Prompt
All entries are to be quoted exactly; the images stay out of the copy.

Records supplied
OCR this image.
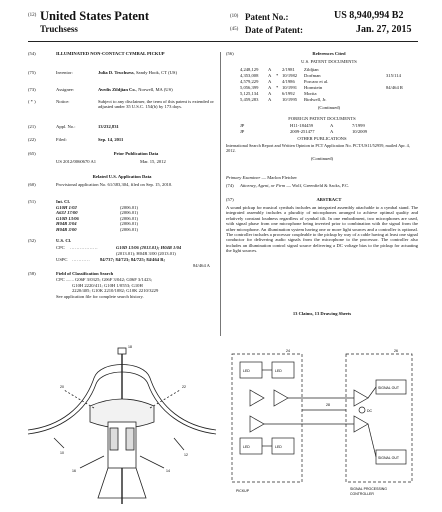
(12) United States Patent
Truchsess
(10) Patent No.:	US 8,940,994 B2
(45) Date of Patent:	Jan. 27, 2015
(54)	ILLUMINATED NON-CONTACT CYMBAL PICKUP
(75)	Inventor:	Julia D. Truchsess, Sandy Hook, CT (US)
(73)	Assignee:	Avedis Zildjian Co., Norwell, MA (US)
( * )	Notice:	Subject to any disclaimer, the term of this patent is extended or adjusted under 35 U.S.C. 154(b) by 173 days.
(21)	Appl. No.:	13/232,831
(22)	Filed:	Sep. 14, 2011
(65)	Prior Publication Data
US 2012/0060670 A1	Mar. 15, 2012
Related U.S. Application Data
(60)	Provisional application No. 61/383,304, filed on Sep. 15, 2010.
(51)	Int. Cl.
G10H 1/02	(2006.01)
A63J 17/00	(2006.01)
G10D 13/06	(2006.01)
H04R 3/04	(2006.01)
H04R 3/00	(2006.01)
(52)	U.S. Cl.
CPC .................	G10D 13/06 (2013.01); H04R 1/04
(2013.01); H04R 3/00 (2013.01)
USPC ........... 84/737; 84/723; 84/725; 84/464 R;
84/464 A
(58)	Field of Classification Search
CPC ....... G06F 3/0325; G06F 3/042; G06F 3/1423;
G10H 2220/411; G10H 1/0553; G10H
2220/405; G10K 2210/1082; G10K 2210/3229
See application file for complete search history.
(56)	References Cited
U.S. PATENT DOCUMENTS
4,248,129 A 2/1981 Zildjian
4,353,008 A * 10/1982 Dorfman	315/114
4,579,229 A 4/1986 Porcaro et al.
5,056,399 A * 10/1991 Hornstein	84/464 R
5,125,134 A 6/1992 Morita
5,459,283 A 10/1995 Birdwell, Jr.
(Continued)
FOREIGN PATENT DOCUMENTS
JP	H11-184459	A	7/1999
JP	2009-251477	A	10/2009
OTHER PUBLICATIONS
International Search Report and Written Opinion in PCT Application No. PCT/US11/52959, mailed Apr. 4, 2012.
(Continued)
Primary Examiner — Marlon Fletcher
(74) Attorney, Agent, or Firm — Wolf, Greenfield & Sacks, P.C.
(57)	ABSTRACT
A sound pickup for musical cymbals includes an integrated assembly attachable to a cymbal stand. The integrated assembly includes a plurality of microphones arranged to achieve optimal quality and relatively constant loudness regardless of cymbal tilt. In one embodiment, two microphones are used, with signal phase from one microphone being inverted prior to combination with the signal from the other microphone. An illumination system having one or more light sources and a controller is optional. The controller includes a processor coupleable to the pickup by way of a cable having at least one signal conductor for delivering audio signals from the microphone to the processor. The controller also includes an illumination control signal source delivering a DC voltage bias to the pickup for actuating the light sources.
13 Claims, 13 Drawing Sheets
10	12
14
16
18
20	22
LED	LED
LED	LED
SIGNAL OUT
SIGNAL OUT
DC
24	26
28
PICKUP	SIGNAL PROCESSING
CONTROLLER
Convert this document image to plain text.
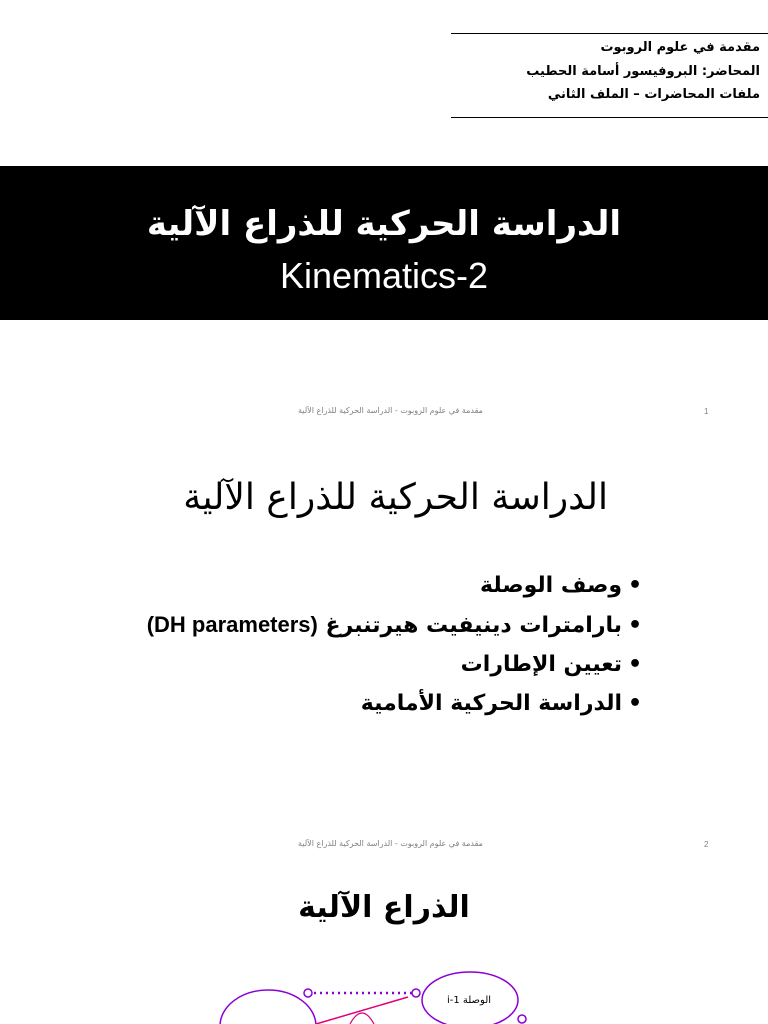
مقدمة في علوم الروبوت
المحاضر: البروفيسور أسامة الحطيب
ملفات المحاضرات – الملف الثاني
الدراسة الحركية للذراع الآلية
Kinematics-2
مقدمة في علوم الروبوت - الدراسة الحركية للذراع الآلية	1
الدراسة الحركية للذراع الآلية
•وصف الوصلة
•بارامترات دينيفيت هيرتنبرغ (DH parameters)
•تعيين الإطارات
•الدراسة الحركية الأمامية
مقدمة في علوم الروبوت - الدراسة الحركية للذراع الآلية	2
الذراع الآلية
الوصلة i-1
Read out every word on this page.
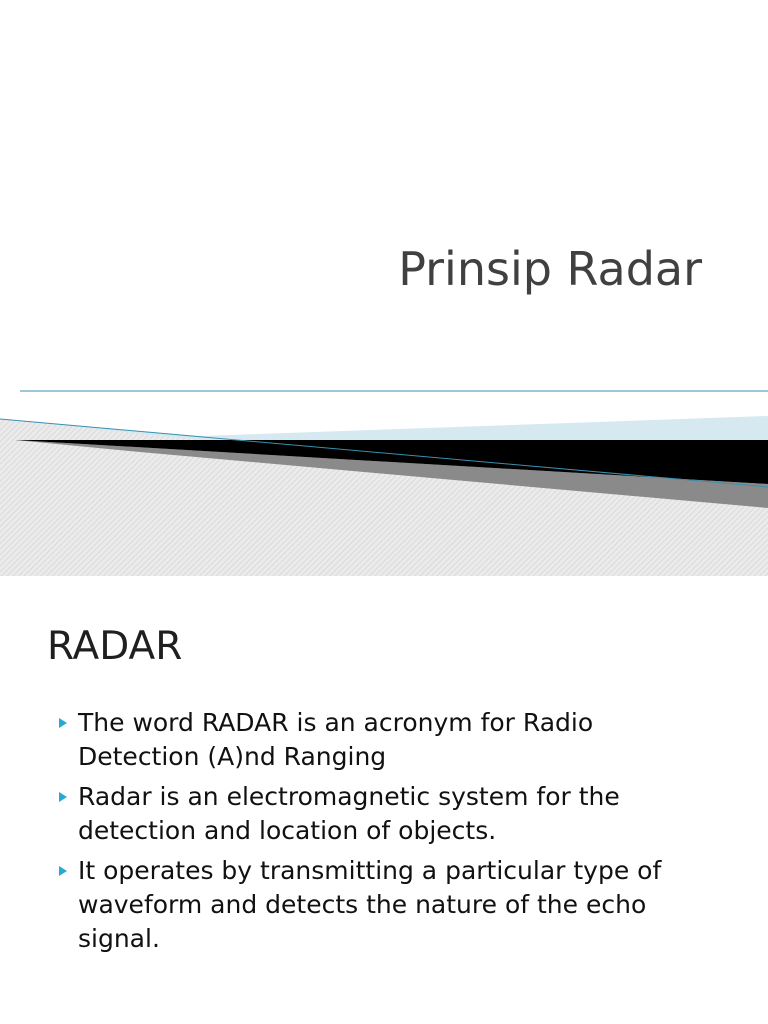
Prinsip Radar
RADAR
The word RADAR is an acronym for Radio Detection (A)nd Ranging
Radar is an electromagnetic system for the detection and location of objects.
It operates by transmitting a particular type of waveform and detects the nature of the echo signal.
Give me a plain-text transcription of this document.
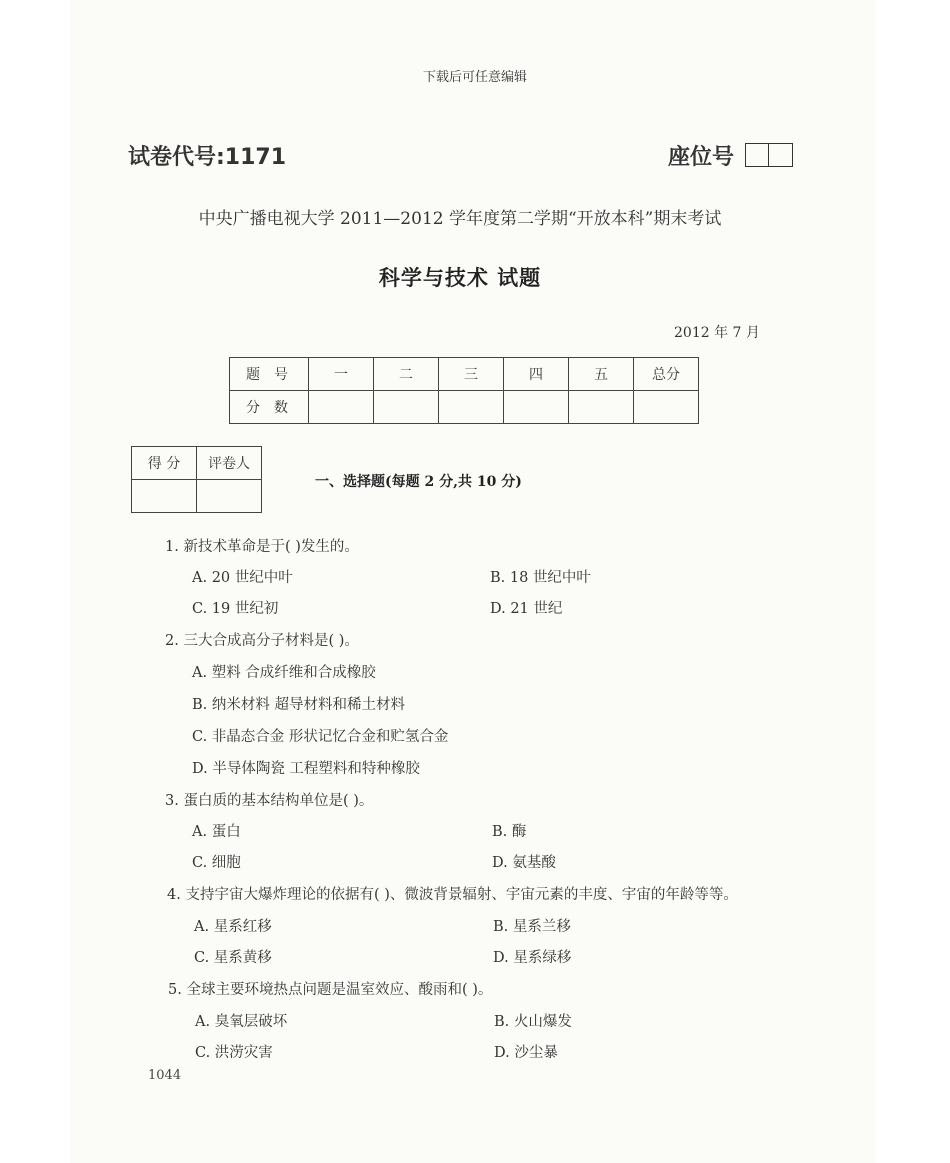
下载后可任意编辑
试卷代号:1171	座位号
中央广播电视大学 2011—2012 学年度第二学期“开放本科”期末考试
科学与技术 试题
2012 年 7 月
题号	一	二	三	四	五	总分
分数						
得 分	评卷人

一、选择题(每题 2 分,共 10 分)
1. 新技术革命是于( )发生的。
A. 20 世纪中叶	B. 18 世纪中叶
C. 19 世纪初	D. 21 世纪
2. 三大合成高分子材料是( )。
A. 塑料 合成纤维和合成橡胶
B. 纳米材料 超导材料和稀土材料
C. 非晶态合金 形状记忆合金和贮氢合金
D. 半导体陶瓷 工程塑料和特种橡胶
3. 蛋白质的基本结构单位是( )。
A. 蛋白	B. 酶
C. 细胞	D. 氨基酸
4. 支持宇宙大爆炸理论的依据有( )、微波背景辐射、宇宙元素的丰度、宇宙的年龄等等。
A. 星系红移	B. 星系兰移
C. 星系黄移	D. 星系绿移
5. 全球主要环境热点问题是温室效应、酸雨和( )。
A. 臭氧层破坏	B. 火山爆发
C. 洪涝灾害	D. 沙尘暴
1044
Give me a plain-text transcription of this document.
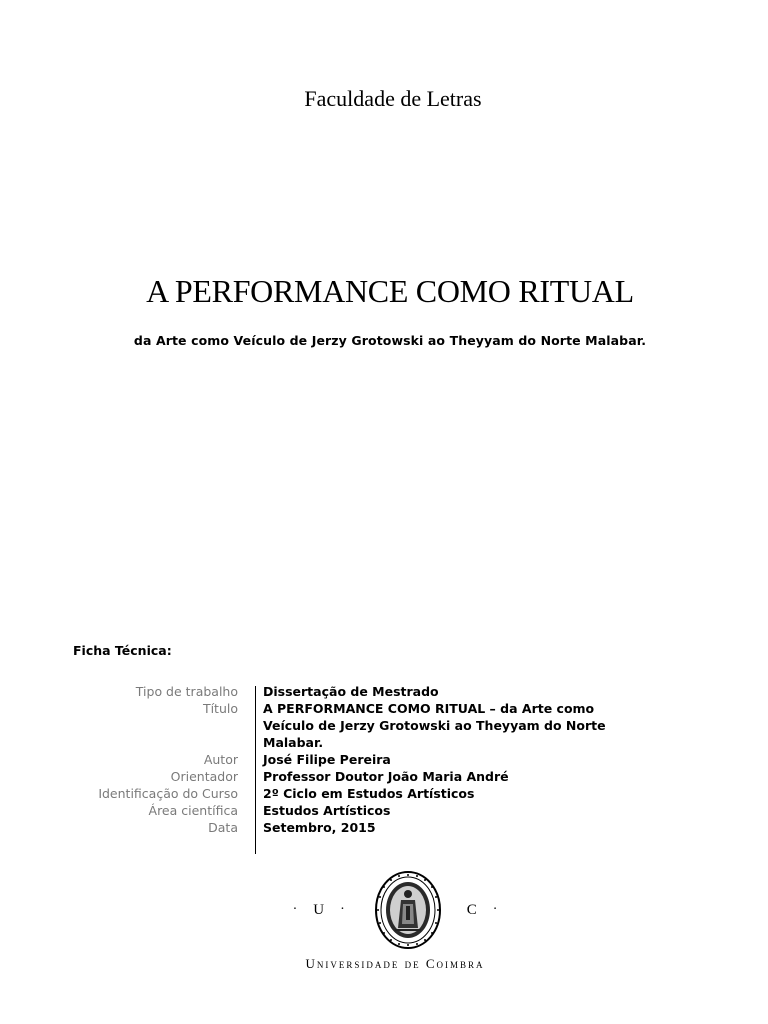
Faculdade de Letras
A PERFORMANCE COMO RITUAL
da Arte como Veículo de Jerzy Grotowski ao Theyyam do Norte Malabar.
Ficha Técnica:
Tipo de trabalho	Dissertação de Mestrado
Título	A PERFORMANCE COMO RITUAL – da Arte como Veículo de Jerzy Grotowski ao Theyyam do Norte Malabar.
Autor	José Filipe Pereira
Orientador	Professor Doutor João Maria André
Identificação do Curso	2º Ciclo em Estudos Artísticos
Área científica	Estudos Artísticos
Data	Setembro, 2015
· U ·	C ·
Universidade de Coimbra
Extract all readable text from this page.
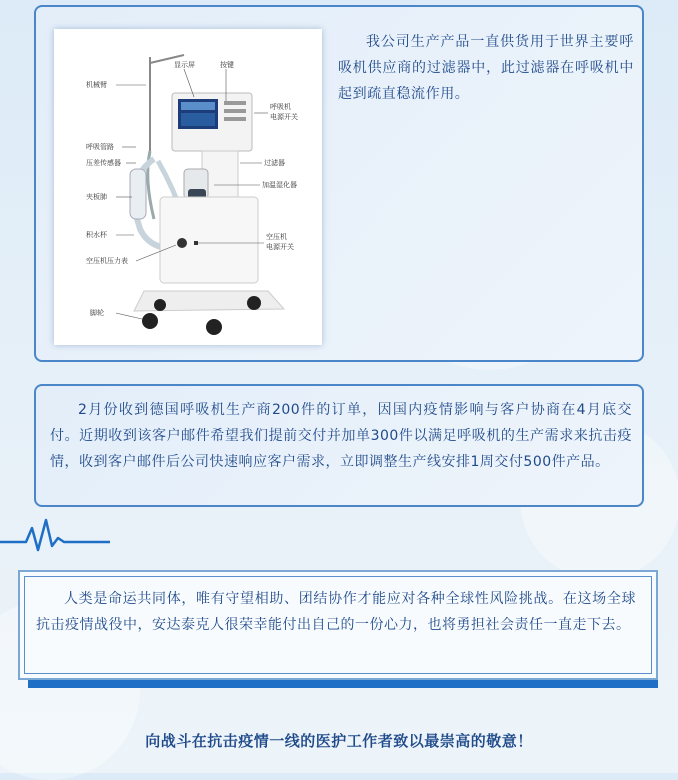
机械臂
显示屏	按键
呼吸机
电源开关
呼吸管路
压差传感器
夹板肺
过滤器
加温湿化器
积水杯	空压机
电源开关
空压机压力表
脚轮
我公司生产产品一直供货用于世界主要呼吸机供应商的过滤器中，此过滤器在呼吸机中起到疏直稳流作用。
2月份收到德国呼吸机生产商200件的订单，因国内疫情影响与客户协商在4月底交付。近期收到该客户邮件希望我们提前交付并加单300件以满足呼吸机的生产需求来抗击疫情，收到客户邮件后公司快速响应客户需求，立即调整生产线安排1周交付500件产品。
人类是命运共同体，唯有守望相助、团结协作才能应对各种全球性风险挑战。在这场全球抗击疫情战役中，安达泰克人很荣幸能付出自己的一份心力，也将勇担社会责任一直走下去。
向战斗在抗击疫情一线的医护工作者致以最崇高的敬意！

Answer to this task
OCR this image.
(12) United States Patent
Truchsess
(10) Patent No.:	US 8,940,994 B2
(45) Date of Patent:	Jan. 27, 2015
(54)	ILLUMINATED NON-CONTACT CYMBAL PICKUP
(75)	Inventor:	Julia D. Truchsess, Sandy Hook, CT (US)
(73)	Assignee:	Avedis Zildjian Co., Norwell, MA (US)
( * )	Notice:	Subject to any disclaimer, the term of this patent is extended or adjusted under 35 U.S.C. 154(b) by 173 days.
(21)	Appl. No.:	13/232,831
(22)	Filed:	Sep. 14, 2011
(65)	Prior Publication Data
US 2012/0060670 A1	Mar. 15, 2012
Related U.S. Application Data
(60)	Provisional application No. 61/383,304, filed on Sep. 15, 2010.
(51)	Int. Cl.
G10H 1/02	(2006.01)
A63J 17/00	(2006.01)
G10D 13/06	(2006.01)
H04R 3/04	(2006.01)
H04R 3/00	(2006.01)
(52)	U.S. Cl.
CPC .................	G10D 13/06 (2013.01); H04R 1/04
(2013.01); H04R 3/00 (2013.01)
USPC ........... 84/737; 84/723; 84/725; 84/464 R;
84/464 A
(58)	Field of Classification Search
CPC ....... G06F 3/0325; G06F 3/042; G06F 3/1423;
G10H 2220/411; G10H 1/0553; G10H
2220/405; G10K 2210/1082; G10K 2210/3229
See application file for complete search history.
(56)	References Cited
U.S. PATENT DOCUMENTS
4,248,129 A 2/1981 Zildjian
4,353,008 A * 10/1982 Dorfman	315/114
4,579,229 A 4/1986 Porcaro et al.
5,056,399 A * 10/1991 Hornstein	84/464 R
5,125,134 A 6/1992 Morita
5,459,283 A 10/1995 Birdwell, Jr.
(Continued)
FOREIGN PATENT DOCUMENTS
JP	H11-184459	A	7/1999
JP	2009-251477	A	10/2009
OTHER PUBLICATIONS
International Search Report and Written Opinion in PCT Application No. PCT/US11/52959, mailed Apr. 4, 2012.
(Continued)
Primary Examiner — Marlon Fletcher
(74) Attorney, Agent, or Firm — Wolf, Greenfield & Sacks, P.C.
(57)	ABSTRACT
A sound pickup for musical cymbals includes an integrated assembly attachable to a cymbal stand. The integrated assembly includes a plurality of microphones arranged to achieve optimal quality and relatively constant loudness regardless of cymbal tilt. In one embodiment, two microphones are used, with signal phase from one microphone being inverted prior to combination with the signal from the other microphone. An illumination system having one or more light sources and a controller is optional. The controller includes a processor coupleable to the pickup by way of a cable having at least one signal conductor for delivering audio signals from the microphone to the processor. The controller also includes an illumination control signal source delivering a DC voltage bias to the pickup for actuating the light sources.
13 Claims, 13 Drawing Sheets
10	12
14
16
18
20	22
LED	LED
LED	LED
SIGNAL OUT
SIGNAL OUT
DC
24	26
28
PICKUP	SIGNAL PROCESSING
CONTROLLER
Convert this document image to plain text.
مقدمة في علوم الروبوت
المحاضر: البروفيسور أسامة الحطيب
ملفات المحاضرات – الملف الثاني
الدراسة الحركية للذراع الآلية
Kinematics-2
مقدمة في علوم الروبوت - الدراسة الحركية للذراع الآلية	1
الدراسة الحركية للذراع الآلية
•وصف الوصلة
•بارامترات دينيفيت هيرتنبرغ (DH parameters)
•تعيين الإطارات
•الدراسة الحركية الأمامية
مقدمة في علوم الروبوت - الدراسة الحركية للذراع الآلية	2
الذراع الآلية
الوصلة i-1
Read out every word on this page.
Prinsip Radar
RADAR
The word RADAR is an acronym for Radio Detection (A)nd Ranging
Radar is an electromagnetic system for the detection and location of objects.
It operates by transmitting a particular type of waveform and detects the nature of the echo signal.
Give me a plain-text transcription of this document.
下载后可任意编辑
试卷代号:1171	座位号
中央广播电视大学 2011—2012 学年度第二学期“开放本科”期末考试
科学与技术 试题
2012 年 7 月
题号	一	二	三	四	五	总分
分数						
得 分	评卷人

一、选择题(每题 2 分,共 10 分)
1. 新技术革命是于( )发生的。
A. 20 世纪中叶	B. 18 世纪中叶
C. 19 世纪初	D. 21 世纪
2. 三大合成高分子材料是( )。
A. 塑料 合成纤维和合成橡胶
B. 纳米材料 超导材料和稀土材料
C. 非晶态合金 形状记忆合金和贮氢合金
D. 半导体陶瓷 工程塑料和特种橡胶
3. 蛋白质的基本结构单位是( )。
A. 蛋白	B. 酶
C. 细胞	D. 氨基酸
4. 支持宇宙大爆炸理论的依据有( )、微波背景辐射、宇宙元素的丰度、宇宙的年龄等等。
A. 星系红移	B. 星系兰移
C. 星系黄移	D. 星系绿移
5. 全球主要环境热点问题是温室效应、酸雨和( )。
A. 臭氧层破坏	B. 火山爆发
C. 洪涝灾害	D. 沙尘暴
1044
Give me a plain-text transcription of this document.
Faculdade de Letras
A PERFORMANCE COMO RITUAL
da Arte como Veículo de Jerzy Grotowski ao Theyyam do Norte Malabar.
Ficha Técnica:
Tipo de trabalho	Dissertação de Mestrado
Título	A PERFORMANCE COMO RITUAL – da Arte como Veículo de Jerzy Grotowski ao Theyyam do Norte Malabar.
Autor	José Filipe Pereira
Orientador	Professor Doutor João Maria André
Identificação do Curso	2º Ciclo em Estudos Artísticos
Área científica	Estudos Artísticos
Data	Setembro, 2015
· U ·	C ·
Universidade de Coimbra
Extract all readable text from this page.
机械臂
显示屏	按键
呼吸机
电源开关
呼吸管路
压差传感器
夹板肺
过滤器
加温湿化器
积水杯	空压机
电源开关
空压机压力表
脚轮
我公司生产产品一直供货用于世界主要呼吸机供应商的过滤器中，此过滤器在呼吸机中起到疏直稳流作用。
2月份收到德国呼吸机生产商200件的订单，因国内疫情影响与客户协商在4月底交付。近期收到该客户邮件希望我们提前交付并加单300件以满足呼吸机的生产需求来抗击疫情，收到客户邮件后公司快速响应客户需求，立即调整生产线安排1周交付500件产品。
人类是命运共同体，唯有守望相助、团结协作才能应对各种全球性风险挑战。在这场全球抗击疫情战役中，安达泰克人很荣幸能付出自己的一份心力，也将勇担社会责任一直走下去。
向战斗在抗击疫情一线的医护工作者致以最崇高的敬意！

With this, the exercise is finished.